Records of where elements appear
━━━━━━━━━━

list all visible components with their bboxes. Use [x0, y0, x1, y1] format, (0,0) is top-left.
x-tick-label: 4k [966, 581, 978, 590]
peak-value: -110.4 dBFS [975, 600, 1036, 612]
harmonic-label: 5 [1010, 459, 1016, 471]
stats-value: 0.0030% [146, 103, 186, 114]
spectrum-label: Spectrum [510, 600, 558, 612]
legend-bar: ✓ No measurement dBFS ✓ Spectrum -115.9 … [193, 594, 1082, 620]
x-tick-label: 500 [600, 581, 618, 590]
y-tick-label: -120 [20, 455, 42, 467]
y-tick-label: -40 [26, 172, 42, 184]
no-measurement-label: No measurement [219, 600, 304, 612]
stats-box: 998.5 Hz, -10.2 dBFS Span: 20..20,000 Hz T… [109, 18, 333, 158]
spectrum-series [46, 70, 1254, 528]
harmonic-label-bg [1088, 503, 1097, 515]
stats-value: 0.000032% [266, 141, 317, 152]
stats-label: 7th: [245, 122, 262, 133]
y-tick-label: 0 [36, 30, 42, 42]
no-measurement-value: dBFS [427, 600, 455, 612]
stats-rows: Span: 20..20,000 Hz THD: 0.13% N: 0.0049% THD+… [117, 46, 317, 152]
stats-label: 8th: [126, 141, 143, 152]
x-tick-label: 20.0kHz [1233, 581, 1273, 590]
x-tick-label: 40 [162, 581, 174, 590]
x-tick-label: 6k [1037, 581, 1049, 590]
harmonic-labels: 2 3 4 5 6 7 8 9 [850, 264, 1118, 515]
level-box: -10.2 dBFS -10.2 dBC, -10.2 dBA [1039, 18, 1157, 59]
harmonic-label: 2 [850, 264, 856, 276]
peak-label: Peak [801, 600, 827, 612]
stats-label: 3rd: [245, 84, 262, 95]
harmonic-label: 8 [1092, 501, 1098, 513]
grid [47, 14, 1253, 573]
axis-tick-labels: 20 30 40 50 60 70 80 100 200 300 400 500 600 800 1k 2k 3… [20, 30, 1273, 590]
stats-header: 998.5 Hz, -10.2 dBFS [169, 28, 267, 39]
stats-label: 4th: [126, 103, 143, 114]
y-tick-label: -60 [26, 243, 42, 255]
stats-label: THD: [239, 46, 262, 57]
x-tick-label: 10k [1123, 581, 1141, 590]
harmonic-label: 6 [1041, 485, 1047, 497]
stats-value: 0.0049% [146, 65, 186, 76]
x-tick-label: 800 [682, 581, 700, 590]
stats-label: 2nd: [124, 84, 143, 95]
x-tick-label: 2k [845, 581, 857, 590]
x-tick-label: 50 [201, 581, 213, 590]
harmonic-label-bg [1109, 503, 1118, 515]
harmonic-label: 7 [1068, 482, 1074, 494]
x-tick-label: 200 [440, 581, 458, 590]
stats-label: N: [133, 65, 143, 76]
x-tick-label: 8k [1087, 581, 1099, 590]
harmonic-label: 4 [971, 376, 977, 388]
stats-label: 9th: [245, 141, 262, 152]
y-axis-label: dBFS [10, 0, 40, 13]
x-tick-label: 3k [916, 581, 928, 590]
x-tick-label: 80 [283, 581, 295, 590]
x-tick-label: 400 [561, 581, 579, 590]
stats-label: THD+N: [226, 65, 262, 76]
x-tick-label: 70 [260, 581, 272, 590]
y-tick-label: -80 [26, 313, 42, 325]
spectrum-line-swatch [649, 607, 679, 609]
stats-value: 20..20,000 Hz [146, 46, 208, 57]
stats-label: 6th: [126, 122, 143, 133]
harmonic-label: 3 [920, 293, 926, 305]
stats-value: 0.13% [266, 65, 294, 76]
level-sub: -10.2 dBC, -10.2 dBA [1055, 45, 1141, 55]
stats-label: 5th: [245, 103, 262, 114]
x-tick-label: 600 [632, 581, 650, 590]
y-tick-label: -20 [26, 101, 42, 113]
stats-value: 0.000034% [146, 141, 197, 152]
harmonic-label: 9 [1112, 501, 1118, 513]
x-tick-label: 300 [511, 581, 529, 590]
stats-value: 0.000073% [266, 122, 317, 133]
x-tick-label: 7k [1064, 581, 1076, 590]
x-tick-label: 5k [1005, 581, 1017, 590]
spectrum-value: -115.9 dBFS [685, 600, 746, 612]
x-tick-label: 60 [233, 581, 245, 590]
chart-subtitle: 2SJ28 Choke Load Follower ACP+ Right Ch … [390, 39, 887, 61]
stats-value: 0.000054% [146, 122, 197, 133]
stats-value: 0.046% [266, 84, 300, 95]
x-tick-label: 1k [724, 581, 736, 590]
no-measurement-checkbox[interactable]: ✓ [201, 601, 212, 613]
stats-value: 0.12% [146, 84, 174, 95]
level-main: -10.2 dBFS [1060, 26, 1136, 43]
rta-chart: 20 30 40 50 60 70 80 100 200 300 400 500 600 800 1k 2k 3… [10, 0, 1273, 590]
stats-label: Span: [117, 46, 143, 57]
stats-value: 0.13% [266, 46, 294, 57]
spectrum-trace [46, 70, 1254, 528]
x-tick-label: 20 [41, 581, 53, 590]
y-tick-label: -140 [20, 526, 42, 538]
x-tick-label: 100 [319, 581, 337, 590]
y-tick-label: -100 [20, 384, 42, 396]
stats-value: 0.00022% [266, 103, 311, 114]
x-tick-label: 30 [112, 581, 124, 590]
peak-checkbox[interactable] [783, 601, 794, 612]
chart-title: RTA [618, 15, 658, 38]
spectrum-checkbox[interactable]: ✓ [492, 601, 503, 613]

━━━━━━━━━━

BRIEF
Print the lines of every record above without any change.

THE ANSWER
list all visible components with their bboxes. Use [x0, y0, x1, y1] format, (0,0) is top-left.
x-tick-label: 4k [966, 581, 978, 590]
peak-value: -110.4 dBFS [975, 600, 1036, 612]
harmonic-label: 5 [1010, 459, 1016, 471]
stats-value: 0.0030% [146, 103, 186, 114]
spectrum-label: Spectrum [510, 600, 558, 612]
legend-bar: ✓ No measurement dBFS ✓ Spectrum -115.9 … [193, 594, 1082, 620]
x-tick-label: 500 [600, 581, 618, 590]
y-tick-label: -120 [20, 455, 42, 467]
y-tick-label: -40 [26, 172, 42, 184]
no-measurement-label: No measurement [219, 600, 304, 612]
stats-box: 998.5 Hz, -10.2 dBFS Span: 20..20,000 Hz T… [109, 18, 333, 158]
spectrum-series [46, 70, 1254, 528]
harmonic-label-bg [1088, 503, 1097, 515]
stats-value: 0.000032% [266, 141, 317, 152]
stats-label: 7th: [245, 122, 262, 133]
y-tick-label: 0 [36, 30, 42, 42]
no-measurement-value: dBFS [427, 600, 455, 612]
stats-rows: Span: 20..20,000 Hz THD: 0.13% N: 0.0049% THD+… [117, 46, 317, 152]
stats-label: 8th: [126, 141, 143, 152]
x-tick-label: 20.0kHz [1233, 581, 1273, 590]
x-tick-label: 40 [162, 581, 174, 590]
x-tick-label: 6k [1037, 581, 1049, 590]
harmonic-labels: 2 3 4 5 6 7 8 9 [850, 264, 1118, 515]
level-box: -10.2 dBFS -10.2 dBC, -10.2 dBA [1039, 18, 1157, 59]
harmonic-label: 2 [850, 264, 856, 276]
peak-label: Peak [801, 600, 827, 612]
stats-label: 3rd: [245, 84, 262, 95]
harmonic-label: 8 [1092, 501, 1098, 513]
grid [47, 14, 1253, 573]
axis-tick-labels: 20 30 40 50 60 70 80 100 200 300 400 500 600 800 1k 2k 3… [20, 30, 1273, 590]
stats-header: 998.5 Hz, -10.2 dBFS [169, 28, 267, 39]
stats-label: 4th: [126, 103, 143, 114]
y-tick-label: -60 [26, 243, 42, 255]
stats-label: THD: [239, 46, 262, 57]
x-tick-label: 10k [1123, 581, 1141, 590]
harmonic-label: 6 [1041, 485, 1047, 497]
stats-value: 0.0049% [146, 65, 186, 76]
x-tick-label: 800 [682, 581, 700, 590]
stats-label: 2nd: [124, 84, 143, 95]
x-tick-label: 2k [845, 581, 857, 590]
x-tick-label: 50 [201, 581, 213, 590]
harmonic-label-bg [1109, 503, 1118, 515]
harmonic-label: 7 [1068, 482, 1074, 494]
x-tick-label: 200 [440, 581, 458, 590]
stats-label: N: [133, 65, 143, 76]
x-tick-label: 8k [1087, 581, 1099, 590]
harmonic-label: 4 [971, 376, 977, 388]
stats-label: 9th: [245, 141, 262, 152]
y-axis-label: dBFS [10, 0, 40, 13]
x-tick-label: 3k [916, 581, 928, 590]
x-tick-label: 80 [283, 581, 295, 590]
x-tick-label: 400 [561, 581, 579, 590]
stats-label: THD+N: [226, 65, 262, 76]
x-tick-label: 70 [260, 581, 272, 590]
y-tick-label: -80 [26, 313, 42, 325]
spectrum-line-swatch [649, 607, 679, 609]
stats-value: 20..20,000 Hz [146, 46, 208, 57]
stats-label: 6th: [126, 122, 143, 133]
harmonic-label: 3 [920, 293, 926, 305]
stats-value: 0.13% [266, 65, 294, 76]
level-sub: -10.2 dBC, -10.2 dBA [1055, 45, 1141, 55]
stats-label: 5th: [245, 103, 262, 114]
x-tick-label: 600 [632, 581, 650, 590]
y-tick-label: -20 [26, 101, 42, 113]
stats-value: 0.000034% [146, 141, 197, 152]
harmonic-label: 9 [1112, 501, 1118, 513]
x-tick-label: 300 [511, 581, 529, 590]
stats-value: 0.000073% [266, 122, 317, 133]
x-tick-label: 7k [1064, 581, 1076, 590]
x-tick-label: 5k [1005, 581, 1017, 590]
spectrum-value: -115.9 dBFS [685, 600, 746, 612]
x-tick-label: 60 [233, 581, 245, 590]
chart-subtitle: 2SJ28 Choke Load Follower ACP+ Right Ch … [390, 39, 887, 61]
stats-value: 0.000054% [146, 122, 197, 133]
stats-value: 0.046% [266, 84, 300, 95]
x-tick-label: 1k [724, 581, 736, 590]
no-measurement-checkbox[interactable]: ✓ [201, 601, 212, 613]
stats-value: 0.12% [146, 84, 174, 95]
level-main: -10.2 dBFS [1060, 26, 1136, 43]
rta-chart: 20 30 40 50 60 70 80 100 200 300 400 500 600 800 1k 2k 3… [10, 0, 1273, 590]
stats-label: Span: [117, 46, 143, 57]
stats-value: 0.13% [266, 46, 294, 57]
spectrum-trace [46, 70, 1254, 528]
x-tick-label: 20 [41, 581, 53, 590]
y-tick-label: -140 [20, 526, 42, 538]
x-tick-label: 100 [319, 581, 337, 590]
y-tick-label: -100 [20, 384, 42, 396]
stats-value: 0.00022% [266, 103, 311, 114]
x-tick-label: 30 [112, 581, 124, 590]
peak-checkbox[interactable] [783, 601, 794, 612]
chart-title: RTA [618, 15, 658, 38]
spectrum-checkbox[interactable]: ✓ [492, 601, 503, 613]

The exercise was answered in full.